## [Task objective]
Return all entries precisely as they stand, without the images.

## [Dataset entries]

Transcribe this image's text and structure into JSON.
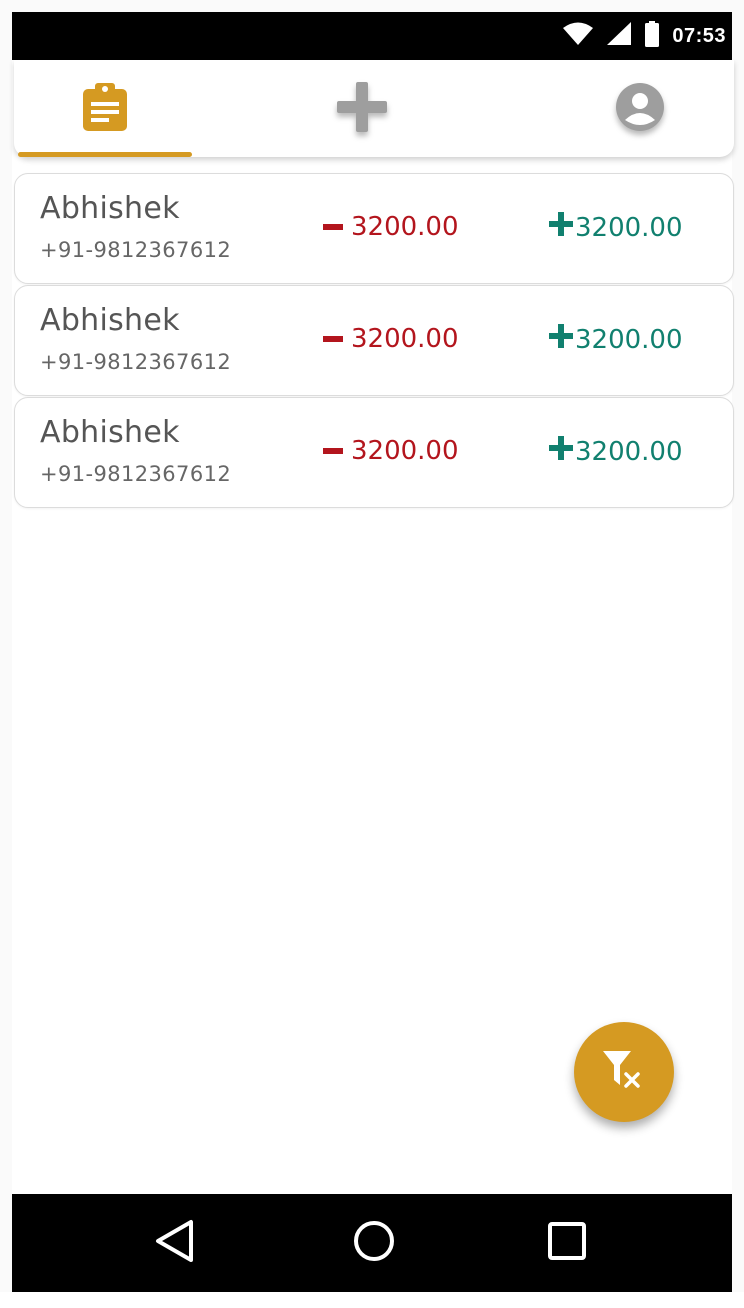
{
  "status_bar": {
    "time": "07:53",
    "icons": [
      "wifi-icon",
      "signal-icon",
      "battery-icon"
    ]
  },
  "tabs": [
    {
      "name": "entries",
      "icon": "clipboard-icon",
      "selected": true
    },
    {
      "name": "add",
      "icon": "plus-icon",
      "selected": false
    },
    {
      "name": "profile",
      "icon": "account-circle-icon",
      "selected": false
    }
  ],
  "entries": [
    {
      "name": "Abhishek",
      "phone": "+91-9812367612",
      "debit": "3200.00",
      "credit": "3200.00"
    },
    {
      "name": "Abhishek",
      "phone": "+91-9812367612",
      "debit": "3200.00",
      "credit": "3200.00"
    },
    {
      "name": "Abhishek",
      "phone": "+91-9812367612",
      "debit": "3200.00",
      "credit": "3200.00"
    }
  ],
  "fab": {
    "icon": "filter-clear-icon"
  },
  "nav_bar": {
    "icons": [
      "back-icon",
      "home-icon",
      "recents-icon"
    ]
  },
  "colors": {
    "accent": "#d59a22",
    "debit": "#b3151d",
    "credit": "#11806f",
    "inactive_icon": "#9e9e9e"
  }
}
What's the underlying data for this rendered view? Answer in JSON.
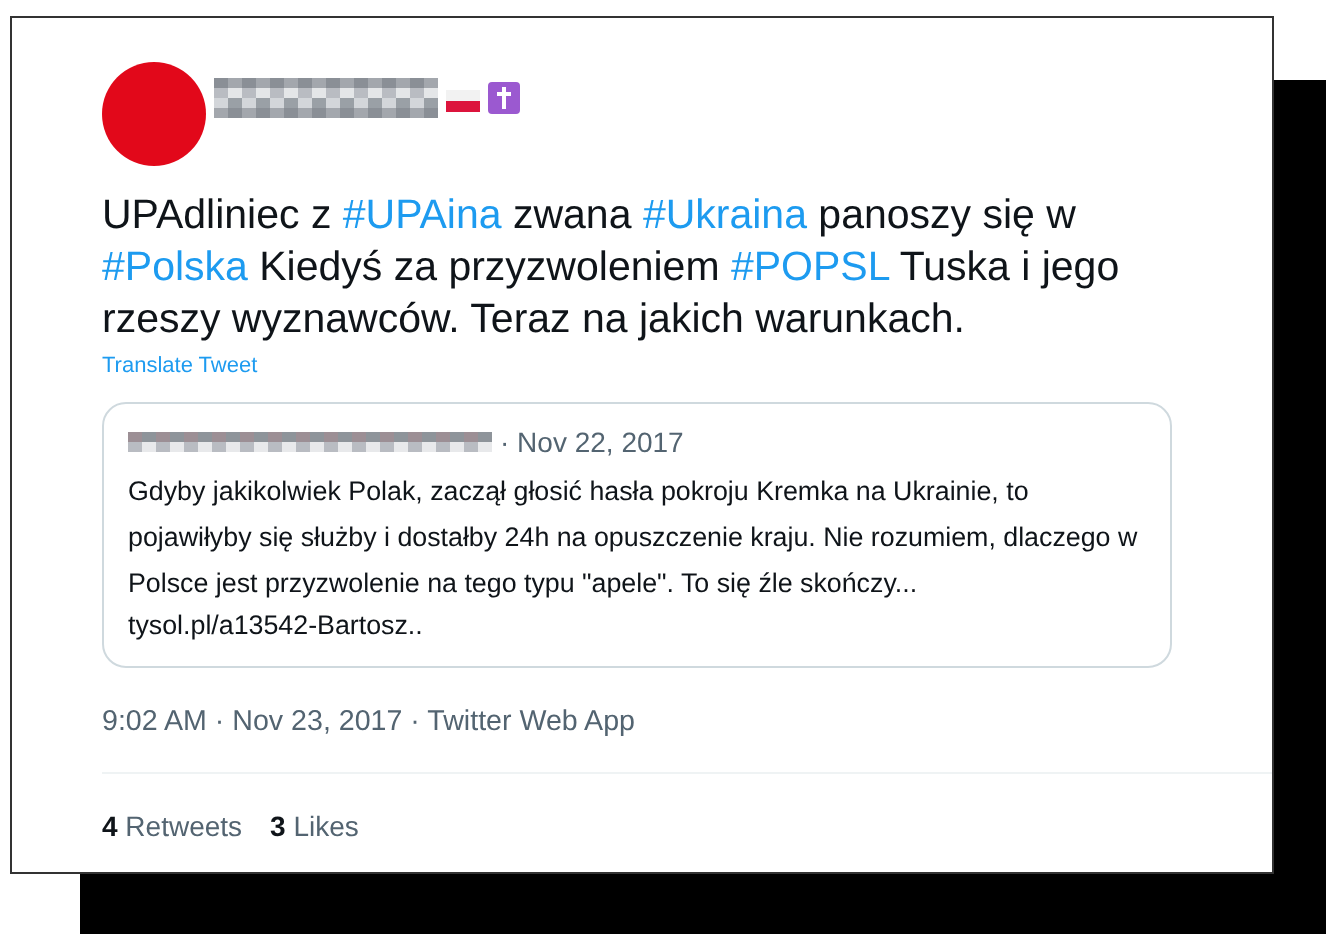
{
  "tweet": {
    "text": [
      {
        "kind": "plain",
        "text": "UPAdliniec z "
      },
      {
        "kind": "hashtag",
        "text": "#UPAina"
      },
      {
        "kind": "plain",
        "text": " zwana "
      },
      {
        "kind": "hashtag",
        "text": "#Ukraina"
      },
      {
        "kind": "plain",
        "text": " panoszy się w "
      },
      {
        "kind": "hashtag",
        "text": "#Polska"
      },
      {
        "kind": "plain",
        "text": " Kiedyś za przyzwoleniem "
      },
      {
        "kind": "hashtag",
        "text": "#POPSL"
      },
      {
        "kind": "plain",
        "text": " Tuska i jego rzeszy wyznawców. Teraz na jakich warunkach."
      }
    ],
    "translate": "Translate Tweet",
    "quote": {
      "date": "· Nov 22, 2017",
      "text": "Gdyby jakikolwiek Polak, zaczął głosić hasła pokroju Kremka na Ukrainie, to pojawiłyby się służby i dostałby 24h na opuszczenie kraju. Nie rozumiem, dlaczego w Polsce jest przyzwolenie na tego typu \"apele\". To się źle skończy...",
      "link": "tysol.pl/a13542-Bartosz.."
    },
    "timestamp": "9:02 AM · Nov 23, 2017 · Twitter Web App",
    "stats": [
      {
        "count": "4",
        "label": "Retweets"
      },
      {
        "count": "3",
        "label": "Likes"
      }
    ]
  }
}
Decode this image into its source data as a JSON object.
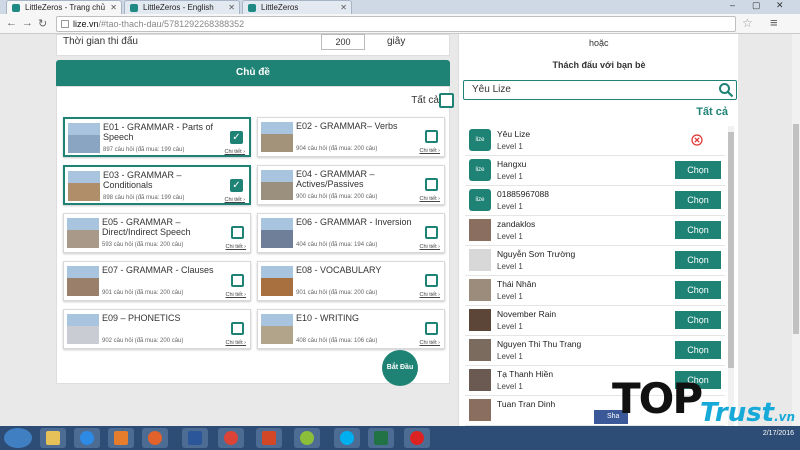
{
  "browser": {
    "tabs": [
      {
        "title": "LittleZeros - Trang chủ"
      },
      {
        "title": "LittleZeros - English"
      },
      {
        "title": "LittleZeros"
      }
    ],
    "url_host": "lize.vn",
    "url_path": "/#tao-thach-dau/5781292268388352"
  },
  "settings": {
    "time_label": "Thời gian thi đấu",
    "time_value": "200",
    "time_unit": "giây"
  },
  "topics": {
    "header": "Chủ đề",
    "select_all_label": "Tất cả",
    "detail_label": "Chi tiết",
    "items": [
      {
        "name": "E01 - GRAMMAR - Parts of Speech",
        "meta": "897 câu hỏi (đã mua: 199 câu)",
        "checked": true
      },
      {
        "name": "E02 - GRAMMAR– Verbs",
        "meta": "904 câu hỏi (đã mua: 200 câu)",
        "checked": false
      },
      {
        "name": "E03 - GRAMMAR – Conditionals",
        "meta": "898 câu hỏi (đã mua: 199 câu)",
        "checked": true
      },
      {
        "name": "E04 - GRAMMAR – Actives/Passives",
        "meta": "900 câu hỏi (đã mua: 200 câu)",
        "checked": false
      },
      {
        "name": "E05 - GRAMMAR – Direct/Indirect Speech",
        "meta": "593 câu hỏi (đã mua: 200 câu)",
        "checked": false
      },
      {
        "name": "E06 - GRAMMAR - Inversion",
        "meta": "404 câu hỏi (đã mua: 194 câu)",
        "checked": false
      },
      {
        "name": "E07 - GRAMMAR - Clauses",
        "meta": "901 câu hỏi (đã mua: 200 câu)",
        "checked": false
      },
      {
        "name": "E08 - VOCABULARY",
        "meta": "901 câu hỏi (đã mua: 200 câu)",
        "checked": false
      },
      {
        "name": "E09 – PHONETICS",
        "meta": "902 câu hỏi (đã mua: 200 câu)",
        "checked": false
      },
      {
        "name": "E10 - WRITING",
        "meta": "408 câu hỏi (đã mua: 106 câu)",
        "checked": false
      }
    ],
    "start_label": "Bắt Đầu"
  },
  "challenge": {
    "or_label": "hoặc",
    "title": "Thách đấu với bạn bè",
    "search_value": "Yêu Lize",
    "select_all_label": "Tất cả",
    "choose_label": "Chọn",
    "friends": [
      {
        "name": "Yêu Lize",
        "level": "Level 1",
        "selected": true,
        "avatar": "lize"
      },
      {
        "name": "Hangxu",
        "level": "Level 1",
        "selected": false,
        "avatar": "lize"
      },
      {
        "name": "01885967088",
        "level": "Level 1",
        "selected": false,
        "avatar": "lize"
      },
      {
        "name": "zandaklos",
        "level": "Level 1",
        "selected": false,
        "avatar": "photo"
      },
      {
        "name": "Nguyễn Sơn Trường",
        "level": "Level 1",
        "selected": false,
        "avatar": "blank"
      },
      {
        "name": "Thái Nhân",
        "level": "Level 1",
        "selected": false,
        "avatar": "photo"
      },
      {
        "name": "November Rain",
        "level": "Level 1",
        "selected": false,
        "avatar": "photo"
      },
      {
        "name": "Nguyen Thi Thu Trang",
        "level": "Level 1",
        "selected": false,
        "avatar": "photo"
      },
      {
        "name": "Tạ Thanh Hiền",
        "level": "Level 1",
        "selected": false,
        "avatar": "photo"
      },
      {
        "name": "Tuan Tran Dinh",
        "level": "",
        "selected": false,
        "avatar": "photo"
      }
    ],
    "share_label": "Sha"
  },
  "taskbar": {
    "clock_time": "",
    "clock_date": "2/17/2016"
  },
  "watermark": {
    "text1": "TOP",
    "text2": "Trust",
    "suffix": ".vn"
  },
  "colors": {
    "accent": "#1e8275",
    "link": "#17a9d8"
  }
}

## [Answer for this exercise]
Transcribe this image's text and structure into JSON.
{
  "status_bar": {
    "time": "07:53",
    "icons": [
      "wifi-icon",
      "signal-icon",
      "battery-icon"
    ]
  },
  "tabs": [
    {
      "name": "entries",
      "icon": "clipboard-icon",
      "selected": true
    },
    {
      "name": "add",
      "icon": "plus-icon",
      "selected": false
    },
    {
      "name": "profile",
      "icon": "account-circle-icon",
      "selected": false
    }
  ],
  "entries": [
    {
      "name": "Abhishek",
      "phone": "+91-9812367612",
      "debit": "3200.00",
      "credit": "3200.00"
    },
    {
      "name": "Abhishek",
      "phone": "+91-9812367612",
      "debit": "3200.00",
      "credit": "3200.00"
    },
    {
      "name": "Abhishek",
      "phone": "+91-9812367612",
      "debit": "3200.00",
      "credit": "3200.00"
    }
  ],
  "fab": {
    "icon": "filter-clear-icon"
  },
  "nav_bar": {
    "icons": [
      "back-icon",
      "home-icon",
      "recents-icon"
    ]
  },
  "colors": {
    "accent": "#d59a22",
    "debit": "#b3151d",
    "credit": "#11806f",
    "inactive_icon": "#9e9e9e"
  }
}
What's the underlying data for this rendered view? Answer in JSON.
{
  "tweet": {
    "text": [
      {
        "kind": "plain",
        "text": "UPAdliniec z "
      },
      {
        "kind": "hashtag",
        "text": "#UPAina"
      },
      {
        "kind": "plain",
        "text": " zwana "
      },
      {
        "kind": "hashtag",
        "text": "#Ukraina"
      },
      {
        "kind": "plain",
        "text": " panoszy się w "
      },
      {
        "kind": "hashtag",
        "text": "#Polska"
      },
      {
        "kind": "plain",
        "text": " Kiedyś za przyzwoleniem "
      },
      {
        "kind": "hashtag",
        "text": "#POPSL"
      },
      {
        "kind": "plain",
        "text": " Tuska i jego rzeszy wyznawców. Teraz na jakich warunkach."
      }
    ],
    "translate": "Translate Tweet",
    "quote": {
      "date": "· Nov 22, 2017",
      "text": "Gdyby jakikolwiek Polak, zaczął głosić hasła pokroju Kremka na Ukrainie, to pojawiłyby się służby i dostałby 24h na opuszczenie kraju. Nie rozumiem, dlaczego w Polsce jest przyzwolenie na tego typu \"apele\". To się źle skończy...",
      "link": "tysol.pl/a13542-Bartosz.."
    },
    "timestamp": "9:02 AM · Nov 23, 2017 · Twitter Web App",
    "stats": [
      {
        "count": "4",
        "label": "Retweets"
      },
      {
        "count": "3",
        "label": "Likes"
      }
    ]
  }
}
Decode this image into its source data as a JSON object.
{
  "browser": {
    "tabs": [
      {
        "title": "LittleZeros - Trang chủ"
      },
      {
        "title": "LittleZeros - English"
      },
      {
        "title": "LittleZeros"
      }
    ],
    "url_host": "lize.vn",
    "url_path": "/#tao-thach-dau/5781292268388352"
  },
  "settings": {
    "time_label": "Thời gian thi đấu",
    "time_value": "200",
    "time_unit": "giây"
  },
  "topics": {
    "header": "Chủ đề",
    "select_all_label": "Tất cả",
    "detail_label": "Chi tiết",
    "items": [
      {
        "name": "E01 - GRAMMAR - Parts of Speech",
        "meta": "897 câu hỏi (đã mua: 199 câu)",
        "checked": true
      },
      {
        "name": "E02 - GRAMMAR– Verbs",
        "meta": "904 câu hỏi (đã mua: 200 câu)",
        "checked": false
      },
      {
        "name": "E03 - GRAMMAR – Conditionals",
        "meta": "898 câu hỏi (đã mua: 199 câu)",
        "checked": true
      },
      {
        "name": "E04 - GRAMMAR – Actives/Passives",
        "meta": "900 câu hỏi (đã mua: 200 câu)",
        "checked": false
      },
      {
        "name": "E05 - GRAMMAR – Direct/Indirect Speech",
        "meta": "593 câu hỏi (đã mua: 200 câu)",
        "checked": false
      },
      {
        "name": "E06 - GRAMMAR - Inversion",
        "meta": "404 câu hỏi (đã mua: 194 câu)",
        "checked": false
      },
      {
        "name": "E07 - GRAMMAR - Clauses",
        "meta": "901 câu hỏi (đã mua: 200 câu)",
        "checked": false
      },
      {
        "name": "E08 - VOCABULARY",
        "meta": "901 câu hỏi (đã mua: 200 câu)",
        "checked": false
      },
      {
        "name": "E09 – PHONETICS",
        "meta": "902 câu hỏi (đã mua: 200 câu)",
        "checked": false
      },
      {
        "name": "E10 - WRITING",
        "meta": "408 câu hỏi (đã mua: 106 câu)",
        "checked": false
      }
    ],
    "start_label": "Bắt Đầu"
  },
  "challenge": {
    "or_label": "hoặc",
    "title": "Thách đấu với bạn bè",
    "search_value": "Yêu Lize",
    "select_all_label": "Tất cả",
    "choose_label": "Chọn",
    "friends": [
      {
        "name": "Yêu Lize",
        "level": "Level 1",
        "selected": true,
        "avatar": "lize"
      },
      {
        "name": "Hangxu",
        "level": "Level 1",
        "selected": false,
        "avatar": "lize"
      },
      {
        "name": "01885967088",
        "level": "Level 1",
        "selected": false,
        "avatar": "lize"
      },
      {
        "name": "zandaklos",
        "level": "Level 1",
        "selected": false,
        "avatar": "photo"
      },
      {
        "name": "Nguyễn Sơn Trường",
        "level": "Level 1",
        "selected": false,
        "avatar": "blank"
      },
      {
        "name": "Thái Nhân",
        "level": "Level 1",
        "selected": false,
        "avatar": "photo"
      },
      {
        "name": "November Rain",
        "level": "Level 1",
        "selected": false,
        "avatar": "photo"
      },
      {
        "name": "Nguyen Thi Thu Trang",
        "level": "Level 1",
        "selected": false,
        "avatar": "photo"
      },
      {
        "name": "Tạ Thanh Hiền",
        "level": "Level 1",
        "selected": false,
        "avatar": "photo"
      },
      {
        "name": "Tuan Tran Dinh",
        "level": "",
        "selected": false,
        "avatar": "photo"
      }
    ],
    "share_label": "Sha"
  },
  "taskbar": {
    "clock_time": "",
    "clock_date": "2/17/2016"
  },
  "watermark": {
    "text1": "TOP",
    "text2": "Trust",
    "suffix": ".vn"
  },
  "colors": {
    "accent": "#1e8275",
    "link": "#17a9d8"
  }
}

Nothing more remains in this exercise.